• **Set problem**
Using the records below, please work out how many lines contain "Superior"; answer with the number alone.

• **Task data**
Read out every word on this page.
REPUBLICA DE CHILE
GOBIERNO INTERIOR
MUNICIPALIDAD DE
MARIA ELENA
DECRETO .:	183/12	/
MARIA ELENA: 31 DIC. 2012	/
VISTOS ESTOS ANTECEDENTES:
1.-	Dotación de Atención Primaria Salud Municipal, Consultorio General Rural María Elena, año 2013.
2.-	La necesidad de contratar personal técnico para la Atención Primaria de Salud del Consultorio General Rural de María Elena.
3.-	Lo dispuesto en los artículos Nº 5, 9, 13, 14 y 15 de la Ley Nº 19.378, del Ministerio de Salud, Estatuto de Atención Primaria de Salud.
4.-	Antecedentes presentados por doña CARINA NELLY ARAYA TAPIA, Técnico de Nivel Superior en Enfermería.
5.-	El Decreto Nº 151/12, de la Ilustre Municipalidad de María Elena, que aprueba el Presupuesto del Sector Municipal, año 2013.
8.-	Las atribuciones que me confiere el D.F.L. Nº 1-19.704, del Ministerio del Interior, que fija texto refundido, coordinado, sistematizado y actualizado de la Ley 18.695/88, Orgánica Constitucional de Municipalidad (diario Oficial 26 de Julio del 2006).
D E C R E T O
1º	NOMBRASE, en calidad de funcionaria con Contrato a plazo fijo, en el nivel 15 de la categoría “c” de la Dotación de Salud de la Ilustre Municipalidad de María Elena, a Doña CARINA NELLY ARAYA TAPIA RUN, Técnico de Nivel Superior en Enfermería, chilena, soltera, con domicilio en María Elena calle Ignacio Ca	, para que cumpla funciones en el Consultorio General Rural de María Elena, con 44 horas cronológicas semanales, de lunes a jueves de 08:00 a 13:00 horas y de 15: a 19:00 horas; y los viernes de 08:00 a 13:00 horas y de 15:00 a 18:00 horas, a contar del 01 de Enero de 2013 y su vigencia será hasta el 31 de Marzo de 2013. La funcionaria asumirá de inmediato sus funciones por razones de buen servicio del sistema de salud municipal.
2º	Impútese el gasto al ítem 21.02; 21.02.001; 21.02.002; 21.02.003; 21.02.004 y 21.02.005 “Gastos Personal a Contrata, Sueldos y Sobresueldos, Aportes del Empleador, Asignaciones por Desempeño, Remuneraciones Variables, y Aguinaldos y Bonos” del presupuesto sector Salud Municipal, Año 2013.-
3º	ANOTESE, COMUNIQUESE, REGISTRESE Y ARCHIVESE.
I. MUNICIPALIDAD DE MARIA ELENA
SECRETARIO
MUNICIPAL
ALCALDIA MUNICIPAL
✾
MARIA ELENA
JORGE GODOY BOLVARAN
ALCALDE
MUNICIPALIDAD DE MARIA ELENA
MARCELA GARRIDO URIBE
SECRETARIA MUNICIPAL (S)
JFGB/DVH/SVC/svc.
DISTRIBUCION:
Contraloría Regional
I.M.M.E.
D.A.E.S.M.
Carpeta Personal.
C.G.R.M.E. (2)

• **The solution**
2